## Records provided
○ ○ ○ ○ ○ ○ ○
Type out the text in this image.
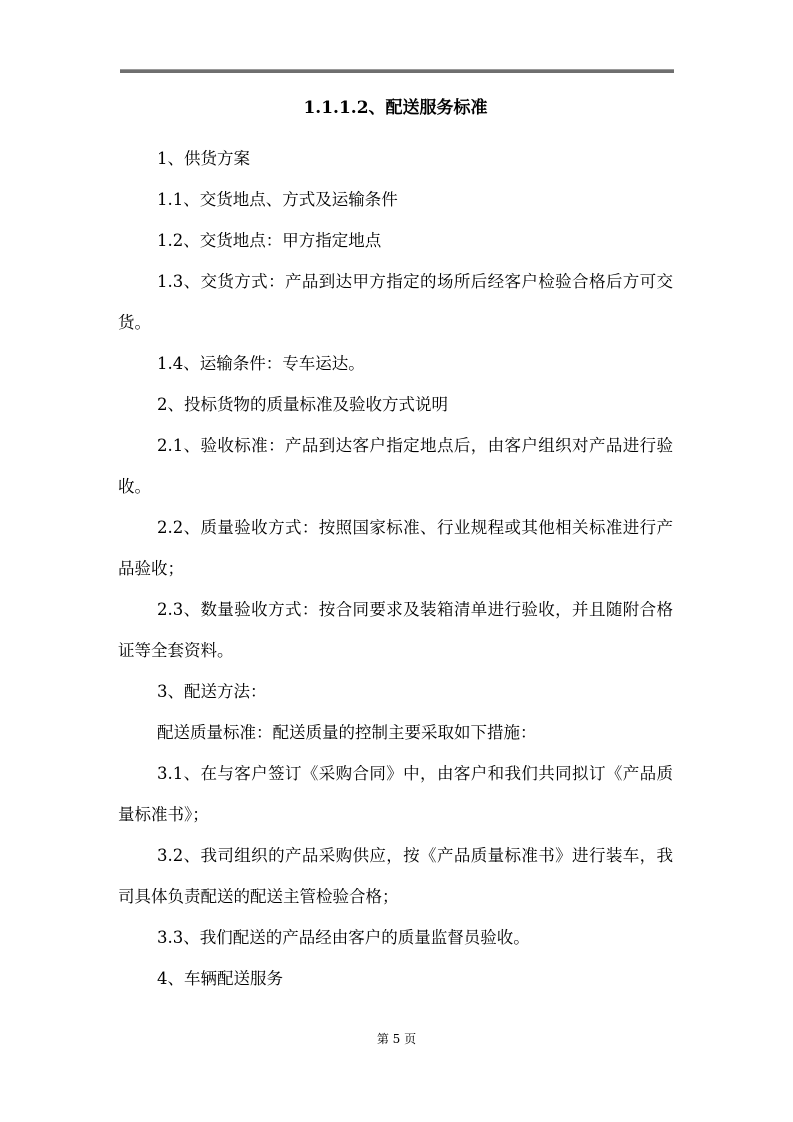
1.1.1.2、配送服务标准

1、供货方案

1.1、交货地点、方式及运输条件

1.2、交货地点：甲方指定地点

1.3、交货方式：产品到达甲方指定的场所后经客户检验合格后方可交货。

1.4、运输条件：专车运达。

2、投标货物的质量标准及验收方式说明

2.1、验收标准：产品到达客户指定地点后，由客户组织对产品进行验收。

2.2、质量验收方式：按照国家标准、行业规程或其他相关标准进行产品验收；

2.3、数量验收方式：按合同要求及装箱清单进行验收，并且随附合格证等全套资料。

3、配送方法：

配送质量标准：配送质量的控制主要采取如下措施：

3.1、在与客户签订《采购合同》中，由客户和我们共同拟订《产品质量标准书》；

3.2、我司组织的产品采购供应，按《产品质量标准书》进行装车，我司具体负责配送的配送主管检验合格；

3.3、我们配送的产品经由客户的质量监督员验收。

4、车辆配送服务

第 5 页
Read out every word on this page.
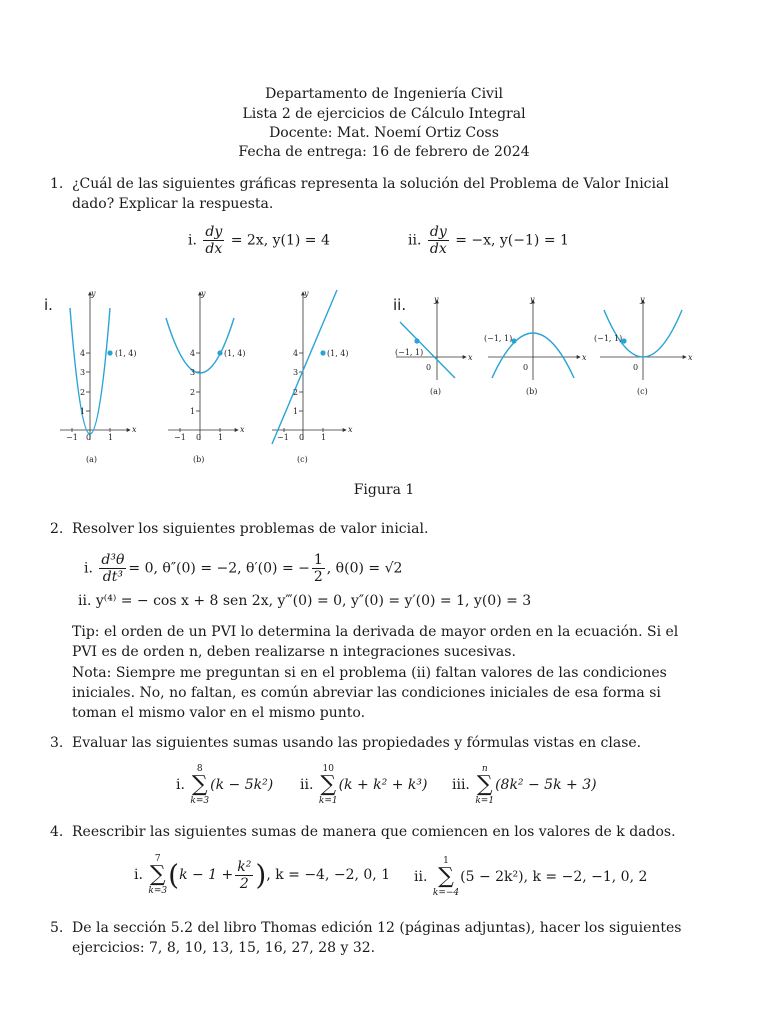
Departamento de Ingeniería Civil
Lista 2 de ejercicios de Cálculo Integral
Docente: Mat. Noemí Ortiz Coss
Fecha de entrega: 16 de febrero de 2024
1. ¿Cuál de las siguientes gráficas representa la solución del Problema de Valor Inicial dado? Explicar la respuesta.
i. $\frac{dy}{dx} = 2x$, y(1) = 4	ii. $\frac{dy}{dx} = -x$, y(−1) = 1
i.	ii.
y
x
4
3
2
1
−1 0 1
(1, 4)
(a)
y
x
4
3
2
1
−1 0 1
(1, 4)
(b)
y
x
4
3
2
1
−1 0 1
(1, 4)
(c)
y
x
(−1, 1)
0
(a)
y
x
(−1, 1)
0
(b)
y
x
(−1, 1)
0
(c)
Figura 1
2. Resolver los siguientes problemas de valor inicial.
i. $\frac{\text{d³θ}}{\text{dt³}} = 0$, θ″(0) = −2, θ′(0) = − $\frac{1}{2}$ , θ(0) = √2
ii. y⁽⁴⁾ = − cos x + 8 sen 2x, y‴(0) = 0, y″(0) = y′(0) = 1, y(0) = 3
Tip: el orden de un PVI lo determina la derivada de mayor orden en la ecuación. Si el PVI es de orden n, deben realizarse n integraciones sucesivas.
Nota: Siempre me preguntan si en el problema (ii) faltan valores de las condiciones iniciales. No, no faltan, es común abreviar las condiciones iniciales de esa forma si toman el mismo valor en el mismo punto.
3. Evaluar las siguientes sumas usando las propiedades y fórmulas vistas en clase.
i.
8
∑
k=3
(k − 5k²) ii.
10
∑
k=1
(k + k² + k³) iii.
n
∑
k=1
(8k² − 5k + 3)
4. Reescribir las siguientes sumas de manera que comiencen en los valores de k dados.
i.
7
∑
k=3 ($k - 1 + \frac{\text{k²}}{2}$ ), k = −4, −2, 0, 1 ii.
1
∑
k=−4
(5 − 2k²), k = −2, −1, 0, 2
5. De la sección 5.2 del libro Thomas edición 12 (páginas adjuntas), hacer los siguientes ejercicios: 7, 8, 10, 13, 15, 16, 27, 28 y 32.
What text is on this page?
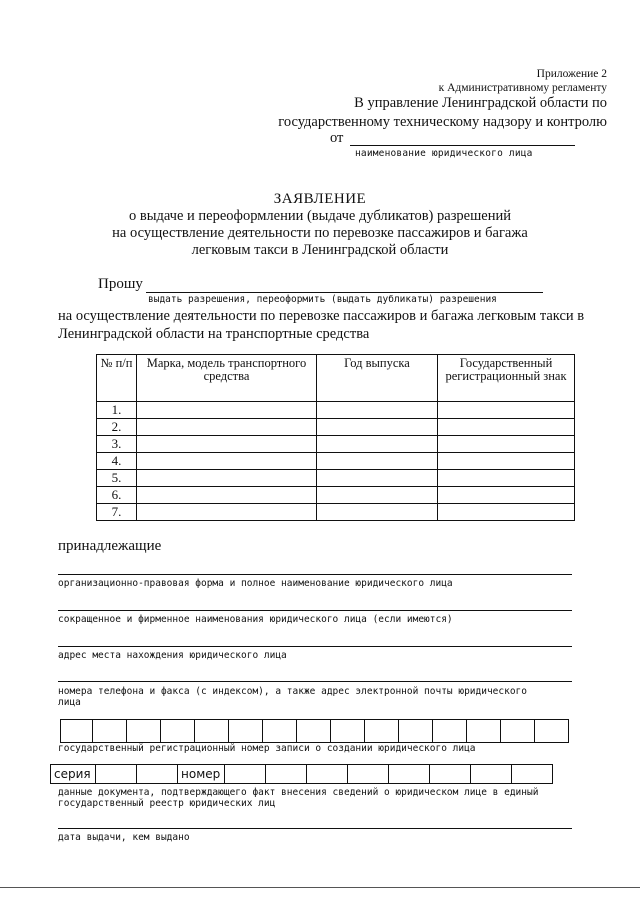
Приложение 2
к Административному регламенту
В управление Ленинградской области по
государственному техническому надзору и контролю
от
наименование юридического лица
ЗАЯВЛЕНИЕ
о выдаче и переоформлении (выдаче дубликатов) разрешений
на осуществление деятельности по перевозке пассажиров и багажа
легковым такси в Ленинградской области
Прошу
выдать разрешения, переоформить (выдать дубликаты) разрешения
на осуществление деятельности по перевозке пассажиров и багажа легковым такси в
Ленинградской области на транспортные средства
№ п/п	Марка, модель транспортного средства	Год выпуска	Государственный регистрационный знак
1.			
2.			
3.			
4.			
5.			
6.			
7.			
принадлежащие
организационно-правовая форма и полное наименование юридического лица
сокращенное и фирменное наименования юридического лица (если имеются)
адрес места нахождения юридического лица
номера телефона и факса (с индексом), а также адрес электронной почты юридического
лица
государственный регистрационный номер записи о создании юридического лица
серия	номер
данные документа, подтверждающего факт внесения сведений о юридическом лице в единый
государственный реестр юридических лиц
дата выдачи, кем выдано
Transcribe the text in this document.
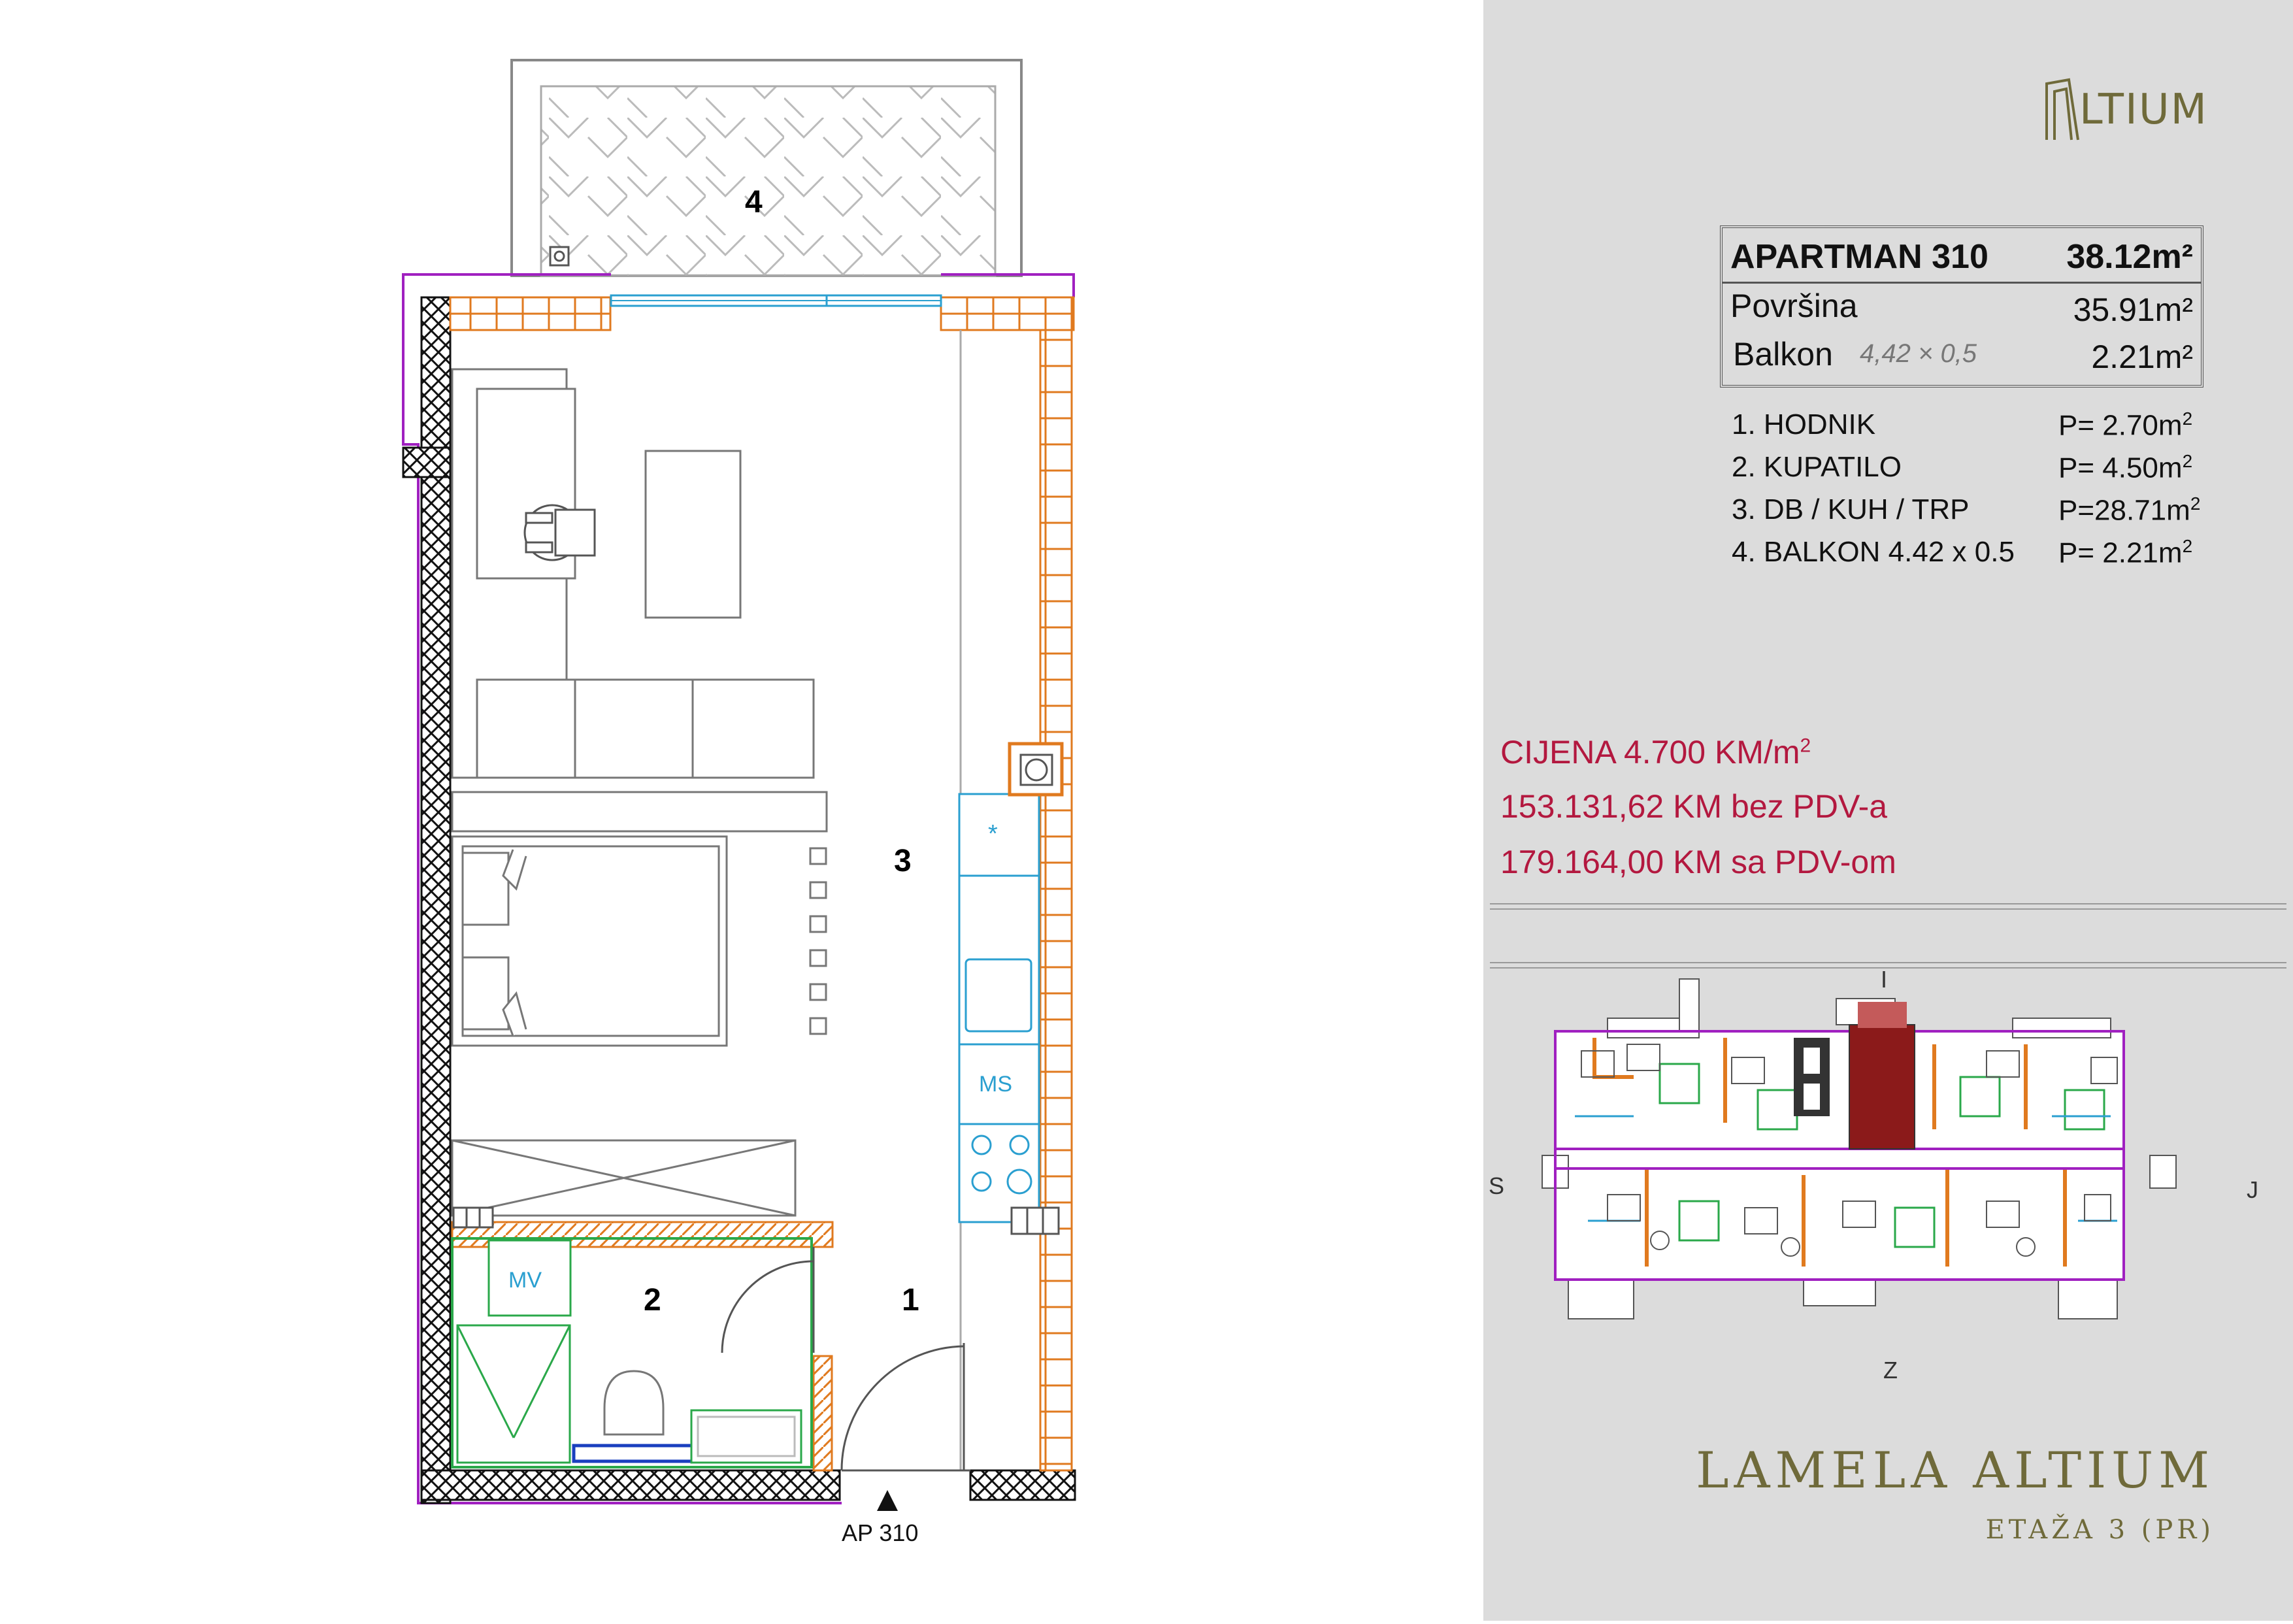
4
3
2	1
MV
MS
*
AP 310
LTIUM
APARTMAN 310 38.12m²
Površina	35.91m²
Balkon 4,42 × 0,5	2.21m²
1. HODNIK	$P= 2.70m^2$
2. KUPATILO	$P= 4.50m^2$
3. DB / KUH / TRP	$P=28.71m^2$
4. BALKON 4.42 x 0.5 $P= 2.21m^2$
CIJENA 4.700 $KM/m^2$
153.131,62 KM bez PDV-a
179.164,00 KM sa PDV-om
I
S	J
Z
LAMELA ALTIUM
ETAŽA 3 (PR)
○ ○ ○ ○ ○ ○ ○
## Task instructions
Scan the listing above. Gather each line that contains the word "юридического".

## Written response
наименование юридического лица
организационно-правовая форма и полное наименование юридического лица
сокращенное и фирменное наименования юридического лица (если имеются)
адрес места нахождения юридического лица
номера телефона и факса (с индексом), а также адрес электронной почты юридического
государственный регистрационный номер записи о создании юридического лица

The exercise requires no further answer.